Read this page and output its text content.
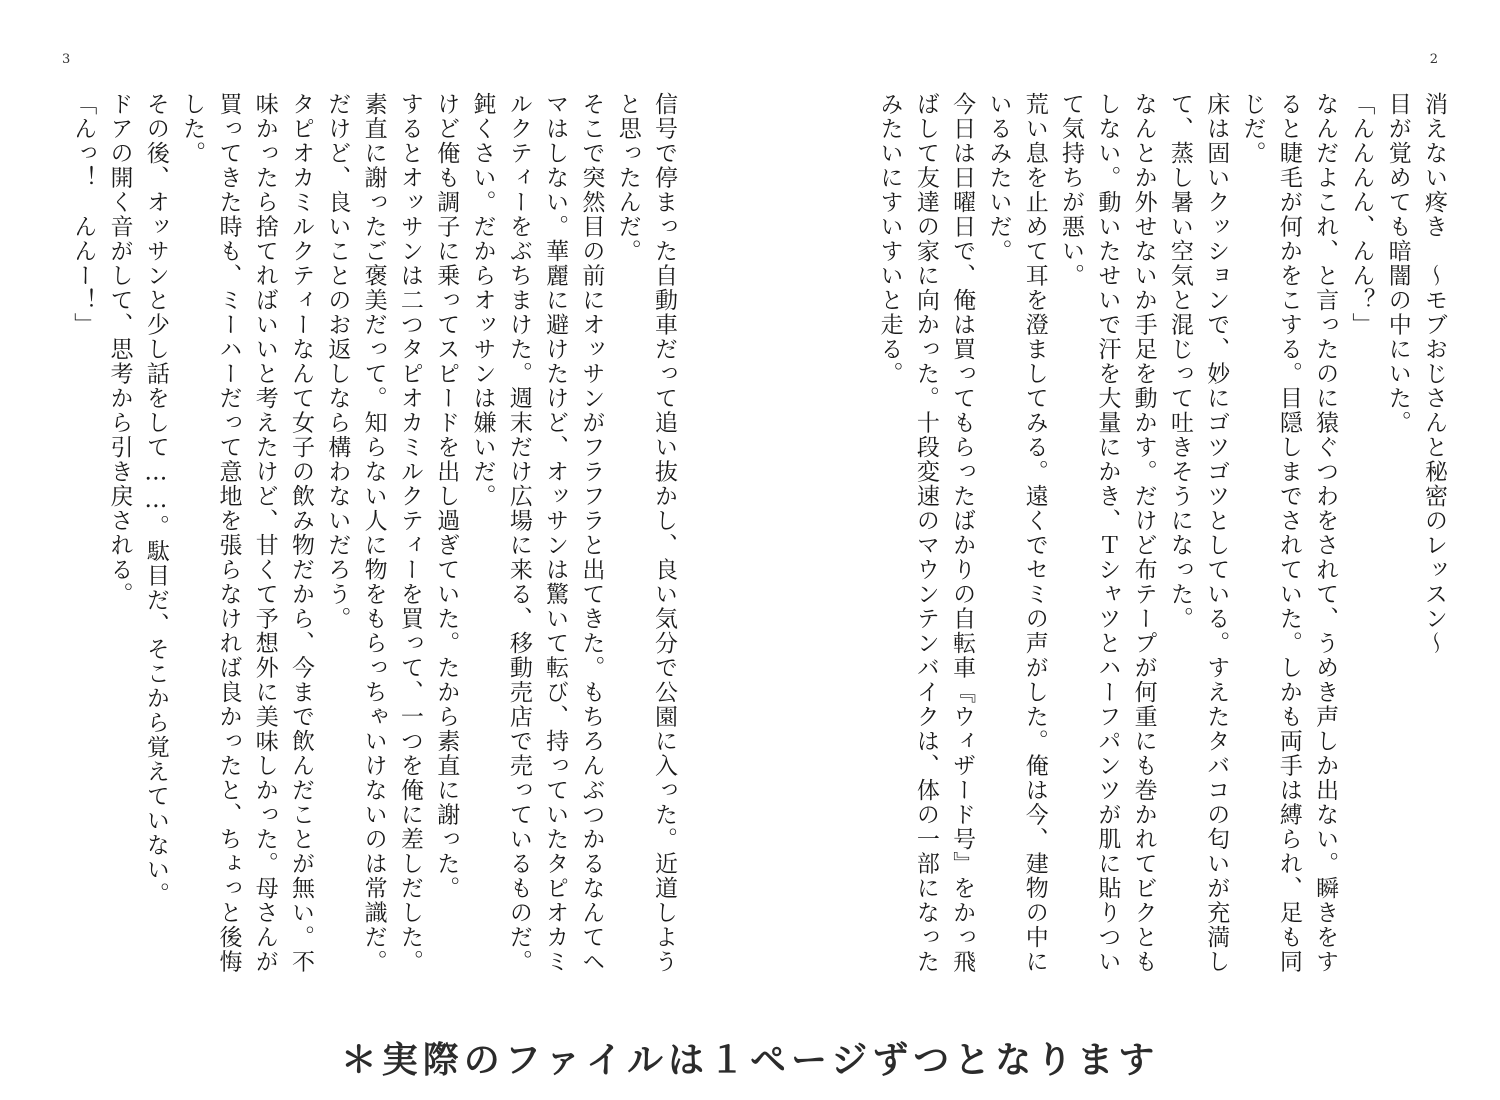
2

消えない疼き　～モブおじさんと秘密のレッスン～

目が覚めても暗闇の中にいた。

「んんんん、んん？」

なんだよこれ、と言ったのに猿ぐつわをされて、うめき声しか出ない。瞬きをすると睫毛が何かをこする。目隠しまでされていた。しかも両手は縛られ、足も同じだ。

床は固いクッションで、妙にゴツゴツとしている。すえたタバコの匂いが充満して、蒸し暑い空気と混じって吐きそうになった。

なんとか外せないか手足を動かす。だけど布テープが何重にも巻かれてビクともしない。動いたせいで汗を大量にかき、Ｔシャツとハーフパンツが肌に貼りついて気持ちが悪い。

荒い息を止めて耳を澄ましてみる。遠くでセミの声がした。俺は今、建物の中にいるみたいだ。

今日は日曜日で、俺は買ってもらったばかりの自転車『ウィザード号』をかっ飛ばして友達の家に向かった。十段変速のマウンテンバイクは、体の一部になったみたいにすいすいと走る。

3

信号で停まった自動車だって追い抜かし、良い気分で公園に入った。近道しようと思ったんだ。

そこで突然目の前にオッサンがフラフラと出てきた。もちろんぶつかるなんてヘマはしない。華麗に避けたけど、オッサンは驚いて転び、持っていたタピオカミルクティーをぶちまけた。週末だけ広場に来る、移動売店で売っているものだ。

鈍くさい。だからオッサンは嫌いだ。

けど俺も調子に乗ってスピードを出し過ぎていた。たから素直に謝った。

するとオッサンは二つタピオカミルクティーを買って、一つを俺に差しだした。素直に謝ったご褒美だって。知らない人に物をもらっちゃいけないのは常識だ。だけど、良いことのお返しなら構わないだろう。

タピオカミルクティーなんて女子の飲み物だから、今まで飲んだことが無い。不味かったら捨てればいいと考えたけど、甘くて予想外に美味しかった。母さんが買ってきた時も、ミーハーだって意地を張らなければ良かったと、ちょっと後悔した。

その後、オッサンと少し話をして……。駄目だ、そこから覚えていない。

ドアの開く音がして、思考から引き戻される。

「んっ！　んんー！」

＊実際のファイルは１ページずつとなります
****************
§ **Aim**: Omit every picture while copying the listing above exactly.

§ **Exercise output**:
Read this page and output its text content.
2

消えない疼き　～モブおじさんと秘密のレッスン～

目が覚めても暗闇の中にいた。

「んんんん、んん？」

なんだよこれ、と言ったのに猿ぐつわをされて、うめき声しか出ない。瞬きをすると睫毛が何かをこする。目隠しまでされていた。しかも両手は縛られ、足も同じだ。

床は固いクッションで、妙にゴツゴツとしている。すえたタバコの匂いが充満して、蒸し暑い空気と混じって吐きそうになった。

なんとか外せないか手足を動かす。だけど布テープが何重にも巻かれてビクともしない。動いたせいで汗を大量にかき、Ｔシャツとハーフパンツが肌に貼りついて気持ちが悪い。

荒い息を止めて耳を澄ましてみる。遠くでセミの声がした。俺は今、建物の中にいるみたいだ。

今日は日曜日で、俺は買ってもらったばかりの自転車『ウィザード号』をかっ飛ばして友達の家に向かった。十段変速のマウンテンバイクは、体の一部になったみたいにすいすいと走る。

3

信号で停まった自動車だって追い抜かし、良い気分で公園に入った。近道しようと思ったんだ。

そこで突然目の前にオッサンがフラフラと出てきた。もちろんぶつかるなんてヘマはしない。華麗に避けたけど、オッサンは驚いて転び、持っていたタピオカミルクティーをぶちまけた。週末だけ広場に来る、移動売店で売っているものだ。

鈍くさい。だからオッサンは嫌いだ。

けど俺も調子に乗ってスピードを出し過ぎていた。たから素直に謝った。

するとオッサンは二つタピオカミルクティーを買って、一つを俺に差しだした。素直に謝ったご褒美だって。知らない人に物をもらっちゃいけないのは常識だ。だけど、良いことのお返しなら構わないだろう。

タピオカミルクティーなんて女子の飲み物だから、今まで飲んだことが無い。不味かったら捨てればいいと考えたけど、甘くて予想外に美味しかった。母さんが買ってきた時も、ミーハーだって意地を張らなければ良かったと、ちょっと後悔した。

その後、オッサンと少し話をして……。駄目だ、そこから覚えていない。

ドアの開く音がして、思考から引き戻される。

「んっ！　んんー！」

＊実際のファイルは１ページずつとなります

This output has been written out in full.